## Aim of the exercise
Please output the lines shown below exactly as they appear.
-- Start of Data provided --
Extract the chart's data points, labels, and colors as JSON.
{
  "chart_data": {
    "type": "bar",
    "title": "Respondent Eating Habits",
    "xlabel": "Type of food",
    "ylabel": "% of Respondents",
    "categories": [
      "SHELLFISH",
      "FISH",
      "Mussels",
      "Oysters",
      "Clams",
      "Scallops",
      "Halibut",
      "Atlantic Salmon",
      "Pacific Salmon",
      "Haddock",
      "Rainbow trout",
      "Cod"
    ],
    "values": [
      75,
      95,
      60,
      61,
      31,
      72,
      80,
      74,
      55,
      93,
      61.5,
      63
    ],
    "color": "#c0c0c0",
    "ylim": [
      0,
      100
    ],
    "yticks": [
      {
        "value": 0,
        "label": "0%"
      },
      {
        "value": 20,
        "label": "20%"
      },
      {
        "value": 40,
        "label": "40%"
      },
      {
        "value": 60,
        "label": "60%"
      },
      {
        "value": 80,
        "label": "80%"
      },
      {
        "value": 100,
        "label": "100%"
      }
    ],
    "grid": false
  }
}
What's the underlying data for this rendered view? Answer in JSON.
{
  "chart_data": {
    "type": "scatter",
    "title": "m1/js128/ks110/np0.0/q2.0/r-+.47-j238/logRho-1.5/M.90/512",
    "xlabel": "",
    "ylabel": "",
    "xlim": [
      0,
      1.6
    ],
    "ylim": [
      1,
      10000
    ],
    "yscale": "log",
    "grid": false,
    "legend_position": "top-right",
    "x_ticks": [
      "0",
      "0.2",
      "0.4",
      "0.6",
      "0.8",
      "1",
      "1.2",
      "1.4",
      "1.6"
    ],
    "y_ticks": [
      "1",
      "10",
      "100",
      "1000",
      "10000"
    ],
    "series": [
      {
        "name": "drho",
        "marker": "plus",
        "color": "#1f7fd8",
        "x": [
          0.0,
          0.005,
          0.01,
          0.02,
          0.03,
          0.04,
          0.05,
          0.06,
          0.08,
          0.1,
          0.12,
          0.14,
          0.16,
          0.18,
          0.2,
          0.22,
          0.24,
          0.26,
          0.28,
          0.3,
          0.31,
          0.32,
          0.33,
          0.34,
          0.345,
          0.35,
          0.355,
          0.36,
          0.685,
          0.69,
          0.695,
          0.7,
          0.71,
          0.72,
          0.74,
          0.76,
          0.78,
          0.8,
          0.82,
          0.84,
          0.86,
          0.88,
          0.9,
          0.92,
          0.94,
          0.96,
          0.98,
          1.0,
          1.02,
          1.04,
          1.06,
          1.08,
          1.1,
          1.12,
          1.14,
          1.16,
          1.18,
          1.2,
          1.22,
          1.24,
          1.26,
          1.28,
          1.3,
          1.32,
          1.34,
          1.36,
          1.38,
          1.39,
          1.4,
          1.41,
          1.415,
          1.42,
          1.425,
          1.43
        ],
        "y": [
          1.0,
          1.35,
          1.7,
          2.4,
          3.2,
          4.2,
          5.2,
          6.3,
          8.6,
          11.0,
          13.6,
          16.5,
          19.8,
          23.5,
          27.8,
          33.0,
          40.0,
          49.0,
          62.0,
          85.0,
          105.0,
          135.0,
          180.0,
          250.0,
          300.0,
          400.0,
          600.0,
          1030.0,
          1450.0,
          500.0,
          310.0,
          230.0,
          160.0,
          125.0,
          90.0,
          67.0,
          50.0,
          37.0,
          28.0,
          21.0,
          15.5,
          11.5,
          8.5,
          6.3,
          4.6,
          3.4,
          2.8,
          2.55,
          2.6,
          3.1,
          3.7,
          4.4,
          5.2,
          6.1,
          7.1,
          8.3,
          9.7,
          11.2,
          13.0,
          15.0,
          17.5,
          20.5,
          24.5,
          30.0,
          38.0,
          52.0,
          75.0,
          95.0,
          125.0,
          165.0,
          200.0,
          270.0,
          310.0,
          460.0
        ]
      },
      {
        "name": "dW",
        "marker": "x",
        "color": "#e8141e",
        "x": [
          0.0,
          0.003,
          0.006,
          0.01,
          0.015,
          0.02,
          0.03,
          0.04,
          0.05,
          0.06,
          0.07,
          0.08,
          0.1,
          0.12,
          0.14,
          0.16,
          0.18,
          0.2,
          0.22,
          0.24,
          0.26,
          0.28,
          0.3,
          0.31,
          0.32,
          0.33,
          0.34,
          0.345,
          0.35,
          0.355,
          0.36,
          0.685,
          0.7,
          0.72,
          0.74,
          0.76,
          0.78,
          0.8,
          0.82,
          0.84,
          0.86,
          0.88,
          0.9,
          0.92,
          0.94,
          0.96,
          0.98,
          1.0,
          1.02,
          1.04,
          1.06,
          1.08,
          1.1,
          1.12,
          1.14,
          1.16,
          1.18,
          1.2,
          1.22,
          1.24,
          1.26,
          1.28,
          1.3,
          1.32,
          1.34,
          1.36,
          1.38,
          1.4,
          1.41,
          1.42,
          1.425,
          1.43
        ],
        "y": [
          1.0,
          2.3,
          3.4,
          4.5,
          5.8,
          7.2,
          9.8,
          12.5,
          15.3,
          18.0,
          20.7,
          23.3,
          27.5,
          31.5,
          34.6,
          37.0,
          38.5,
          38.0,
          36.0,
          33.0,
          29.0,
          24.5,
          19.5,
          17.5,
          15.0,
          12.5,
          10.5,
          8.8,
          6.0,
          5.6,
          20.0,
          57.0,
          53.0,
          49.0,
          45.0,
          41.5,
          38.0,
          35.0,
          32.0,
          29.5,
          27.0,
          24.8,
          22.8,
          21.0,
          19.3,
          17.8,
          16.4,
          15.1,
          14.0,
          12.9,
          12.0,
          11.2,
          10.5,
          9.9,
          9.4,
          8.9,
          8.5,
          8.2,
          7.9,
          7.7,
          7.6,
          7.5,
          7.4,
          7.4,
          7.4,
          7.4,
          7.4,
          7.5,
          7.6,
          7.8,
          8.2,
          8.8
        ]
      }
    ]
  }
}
-- End of Data provided --
## Response for this exercise
Extract the chart's data points, labels, and colors as JSON.
{
  "chart_data": {
    "type": "bar",
    "title": "Respondent Eating Habits",
    "xlabel": "Type of food",
    "ylabel": "% of Respondents",
    "categories": [
      "SHELLFISH",
      "FISH",
      "Mussels",
      "Oysters",
      "Clams",
      "Scallops",
      "Halibut",
      "Atlantic Salmon",
      "Pacific Salmon",
      "Haddock",
      "Rainbow trout",
      "Cod"
    ],
    "values": [
      75,
      95,
      60,
      61,
      31,
      72,
      80,
      74,
      55,
      93,
      61.5,
      63
    ],
    "color": "#c0c0c0",
    "ylim": [
      0,
      100
    ],
    "yticks": [
      {
        "value": 0,
        "label": "0%"
      },
      {
        "value": 20,
        "label": "20%"
      },
      {
        "value": 40,
        "label": "40%"
      },
      {
        "value": 60,
        "label": "60%"
      },
      {
        "value": 80,
        "label": "80%"
      },
      {
        "value": 100,
        "label": "100%"
      }
    ],
    "grid": false
  }
}
What's the underlying data for this rendered view? Answer in JSON.
{
  "chart_data": {
    "type": "scatter",
    "title": "m1/js128/ks110/np0.0/q2.0/r-+.47-j238/logRho-1.5/M.90/512",
    "xlabel": "",
    "ylabel": "",
    "xlim": [
      0,
      1.6
    ],
    "ylim": [
      1,
      10000
    ],
    "yscale": "log",
    "grid": false,
    "legend_position": "top-right",
    "x_ticks": [
      "0",
      "0.2",
      "0.4",
      "0.6",
      "0.8",
      "1",
      "1.2",
      "1.4",
      "1.6"
    ],
    "y_ticks": [
      "1",
      "10",
      "100",
      "1000",
      "10000"
    ],
    "series": [
      {
        "name": "drho",
        "marker": "plus",
        "color": "#1f7fd8",
        "x": [
          0.0,
          0.005,
          0.01,
          0.02,
          0.03,
          0.04,
          0.05,
          0.06,
          0.08,
          0.1,
          0.12,
          0.14,
          0.16,
          0.18,
          0.2,
          0.22,
          0.24,
          0.26,
          0.28,
          0.3,
          0.31,
          0.32,
          0.33,
          0.34,
          0.345,
          0.35,
          0.355,
          0.36,
          0.685,
          0.69,
          0.695,
          0.7,
          0.71,
          0.72,
          0.74,
          0.76,
          0.78,
          0.8,
          0.82,
          0.84,
          0.86,
          0.88,
          0.9,
          0.92,
          0.94,
          0.96,
          0.98,
          1.0,
          1.02,
          1.04,
          1.06,
          1.08,
          1.1,
          1.12,
          1.14,
          1.16,
          1.18,
          1.2,
          1.22,
          1.24,
          1.26,
          1.28,
          1.3,
          1.32,
          1.34,
          1.36,
          1.38,
          1.39,
          1.4,
          1.41,
          1.415,
          1.42,
          1.425,
          1.43
        ],
        "y": [
          1.0,
          1.35,
          1.7,
          2.4,
          3.2,
          4.2,
          5.2,
          6.3,
          8.6,
          11.0,
          13.6,
          16.5,
          19.8,
          23.5,
          27.8,
          33.0,
          40.0,
          49.0,
          62.0,
          85.0,
          105.0,
          135.0,
          180.0,
          250.0,
          300.0,
          400.0,
          600.0,
          1030.0,
          1450.0,
          500.0,
          310.0,
          230.0,
          160.0,
          125.0,
          90.0,
          67.0,
          50.0,
          37.0,
          28.0,
          21.0,
          15.5,
          11.5,
          8.5,
          6.3,
          4.6,
          3.4,
          2.8,
          2.55,
          2.6,
          3.1,
          3.7,
          4.4,
          5.2,
          6.1,
          7.1,
          8.3,
          9.7,
          11.2,
          13.0,
          15.0,
          17.5,
          20.5,
          24.5,
          30.0,
          38.0,
          52.0,
          75.0,
          95.0,
          125.0,
          165.0,
          200.0,
          270.0,
          310.0,
          460.0
        ]
      },
      {
        "name": "dW",
        "marker": "x",
        "color": "#e8141e",
        "x": [
          0.0,
          0.003,
          0.006,
          0.01,
          0.015,
          0.02,
          0.03,
          0.04,
          0.05,
          0.06,
          0.07,
          0.08,
          0.1,
          0.12,
          0.14,
          0.16,
          0.18,
          0.2,
          0.22,
          0.24,
          0.26,
          0.28,
          0.3,
          0.31,
          0.32,
          0.33,
          0.34,
          0.345,
          0.35,
          0.355,
          0.36,
          0.685,
          0.7,
          0.72,
          0.74,
          0.76,
          0.78,
          0.8,
          0.82,
          0.84,
          0.86,
          0.88,
          0.9,
          0.92,
          0.94,
          0.96,
          0.98,
          1.0,
          1.02,
          1.04,
          1.06,
          1.08,
          1.1,
          1.12,
          1.14,
          1.16,
          1.18,
          1.2,
          1.22,
          1.24,
          1.26,
          1.28,
          1.3,
          1.32,
          1.34,
          1.36,
          1.38,
          1.4,
          1.41,
          1.42,
          1.425,
          1.43
        ],
        "y": [
          1.0,
          2.3,
          3.4,
          4.5,
          5.8,
          7.2,
          9.8,
          12.5,
          15.3,
          18.0,
          20.7,
          23.3,
          27.5,
          31.5,
          34.6,
          37.0,
          38.5,
          38.0,
          36.0,
          33.0,
          29.0,
          24.5,
          19.5,
          17.5,
          15.0,
          12.5,
          10.5,
          8.8,
          6.0,
          5.6,
          20.0,
          57.0,
          53.0,
          49.0,
          45.0,
          41.5,
          38.0,
          35.0,
          32.0,
          29.5,
          27.0,
          24.8,
          22.8,
          21.0,
          19.3,
          17.8,
          16.4,
          15.1,
          14.0,
          12.9,
          12.0,
          11.2,
          10.5,
          9.9,
          9.4,
          8.9,
          8.5,
          8.2,
          7.9,
          7.7,
          7.6,
          7.5,
          7.4,
          7.4,
          7.4,
          7.4,
          7.4,
          7.5,
          7.6,
          7.8,
          8.2,
          8.8
        ]
      }
    ]
  }
}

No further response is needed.